┌─ Recorded data
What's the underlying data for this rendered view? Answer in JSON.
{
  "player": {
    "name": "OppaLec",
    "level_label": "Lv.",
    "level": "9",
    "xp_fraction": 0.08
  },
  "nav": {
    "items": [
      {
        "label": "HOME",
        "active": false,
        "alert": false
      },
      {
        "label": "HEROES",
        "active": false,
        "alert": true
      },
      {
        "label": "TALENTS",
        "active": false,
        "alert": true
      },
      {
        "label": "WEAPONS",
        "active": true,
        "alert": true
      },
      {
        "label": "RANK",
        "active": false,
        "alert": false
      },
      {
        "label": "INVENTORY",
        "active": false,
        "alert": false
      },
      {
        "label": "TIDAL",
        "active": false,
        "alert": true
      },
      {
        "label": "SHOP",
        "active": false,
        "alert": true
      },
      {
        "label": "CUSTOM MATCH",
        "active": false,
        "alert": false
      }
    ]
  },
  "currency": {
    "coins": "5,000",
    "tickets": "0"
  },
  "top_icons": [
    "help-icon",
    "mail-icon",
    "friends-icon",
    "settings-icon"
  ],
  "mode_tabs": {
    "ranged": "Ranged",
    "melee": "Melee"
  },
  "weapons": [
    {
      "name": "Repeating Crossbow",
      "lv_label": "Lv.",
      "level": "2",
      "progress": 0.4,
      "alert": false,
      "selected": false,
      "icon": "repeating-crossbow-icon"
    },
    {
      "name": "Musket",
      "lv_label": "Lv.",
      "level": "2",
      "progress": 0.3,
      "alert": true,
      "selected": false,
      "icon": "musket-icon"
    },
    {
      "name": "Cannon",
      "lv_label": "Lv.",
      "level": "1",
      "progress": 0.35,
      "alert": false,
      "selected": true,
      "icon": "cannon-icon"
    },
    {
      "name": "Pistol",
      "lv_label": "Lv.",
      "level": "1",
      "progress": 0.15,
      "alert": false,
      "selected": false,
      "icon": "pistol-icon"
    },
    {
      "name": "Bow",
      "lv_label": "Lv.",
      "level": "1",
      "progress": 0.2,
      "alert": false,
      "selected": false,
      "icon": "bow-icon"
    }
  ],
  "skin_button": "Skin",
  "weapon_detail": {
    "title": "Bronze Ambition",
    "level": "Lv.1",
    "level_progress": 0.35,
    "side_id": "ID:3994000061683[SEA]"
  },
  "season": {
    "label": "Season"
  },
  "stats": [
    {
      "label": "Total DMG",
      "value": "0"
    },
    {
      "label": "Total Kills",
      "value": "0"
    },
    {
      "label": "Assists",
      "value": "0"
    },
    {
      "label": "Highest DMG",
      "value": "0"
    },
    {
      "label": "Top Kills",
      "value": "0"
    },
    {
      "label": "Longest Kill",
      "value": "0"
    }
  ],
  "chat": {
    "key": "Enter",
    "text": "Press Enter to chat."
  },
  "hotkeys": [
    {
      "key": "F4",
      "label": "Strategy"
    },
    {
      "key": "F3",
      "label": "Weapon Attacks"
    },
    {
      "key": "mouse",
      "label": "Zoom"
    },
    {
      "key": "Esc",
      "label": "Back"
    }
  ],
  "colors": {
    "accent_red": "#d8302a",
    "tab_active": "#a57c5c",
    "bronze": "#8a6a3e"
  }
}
└─
_Instructions for the task_
Please restate the data word for word, every record included.

_Reply_
What's the underlying data for this rendered view? Answer in JSON.
{
  "player": {
    "name": "OppaLec",
    "level_label": "Lv.",
    "level": "9",
    "xp_fraction": 0.08
  },
  "nav": {
    "items": [
      {
        "label": "HOME",
        "active": false,
        "alert": false
      },
      {
        "label": "HEROES",
        "active": false,
        "alert": true
      },
      {
        "label": "TALENTS",
        "active": false,
        "alert": true
      },
      {
        "label": "WEAPONS",
        "active": true,
        "alert": true
      },
      {
        "label": "RANK",
        "active": false,
        "alert": false
      },
      {
        "label": "INVENTORY",
        "active": false,
        "alert": false
      },
      {
        "label": "TIDAL",
        "active": false,
        "alert": true
      },
      {
        "label": "SHOP",
        "active": false,
        "alert": true
      },
      {
        "label": "CUSTOM MATCH",
        "active": false,
        "alert": false
      }
    ]
  },
  "currency": {
    "coins": "5,000",
    "tickets": "0"
  },
  "top_icons": [
    "help-icon",
    "mail-icon",
    "friends-icon",
    "settings-icon"
  ],
  "mode_tabs": {
    "ranged": "Ranged",
    "melee": "Melee"
  },
  "weapons": [
    {
      "name": "Repeating Crossbow",
      "lv_label": "Lv.",
      "level": "2",
      "progress": 0.4,
      "alert": false,
      "selected": false,
      "icon": "repeating-crossbow-icon"
    },
    {
      "name": "Musket",
      "lv_label": "Lv.",
      "level": "2",
      "progress": 0.3,
      "alert": true,
      "selected": false,
      "icon": "musket-icon"
    },
    {
      "name": "Cannon",
      "lv_label": "Lv.",
      "level": "1",
      "progress": 0.35,
      "alert": false,
      "selected": true,
      "icon": "cannon-icon"
    },
    {
      "name": "Pistol",
      "lv_label": "Lv.",
      "level": "1",
      "progress": 0.15,
      "alert": false,
      "selected": false,
      "icon": "pistol-icon"
    },
    {
      "name": "Bow",
      "lv_label": "Lv.",
      "level": "1",
      "progress": 0.2,
      "alert": false,
      "selected": false,
      "icon": "bow-icon"
    }
  ],
  "skin_button": "Skin",
  "weapon_detail": {
    "title": "Bronze Ambition",
    "level": "Lv.1",
    "level_progress": 0.35,
    "side_id": "ID:3994000061683[SEA]"
  },
  "season": {
    "label": "Season"
  },
  "stats": [
    {
      "label": "Total DMG",
      "value": "0"
    },
    {
      "label": "Total Kills",
      "value": "0"
    },
    {
      "label": "Assists",
      "value": "0"
    },
    {
      "label": "Highest DMG",
      "value": "0"
    },
    {
      "label": "Top Kills",
      "value": "0"
    },
    {
      "label": "Longest Kill",
      "value": "0"
    }
  ],
  "chat": {
    "key": "Enter",
    "text": "Press Enter to chat."
  },
  "hotkeys": [
    {
      "key": "F4",
      "label": "Strategy"
    },
    {
      "key": "F3",
      "label": "Weapon Attacks"
    },
    {
      "key": "mouse",
      "label": "Zoom"
    },
    {
      "key": "Esc",
      "label": "Back"
    }
  ],
  "colors": {
    "accent_red": "#d8302a",
    "tab_active": "#a57c5c",
    "bronze": "#8a6a3e"
  }
}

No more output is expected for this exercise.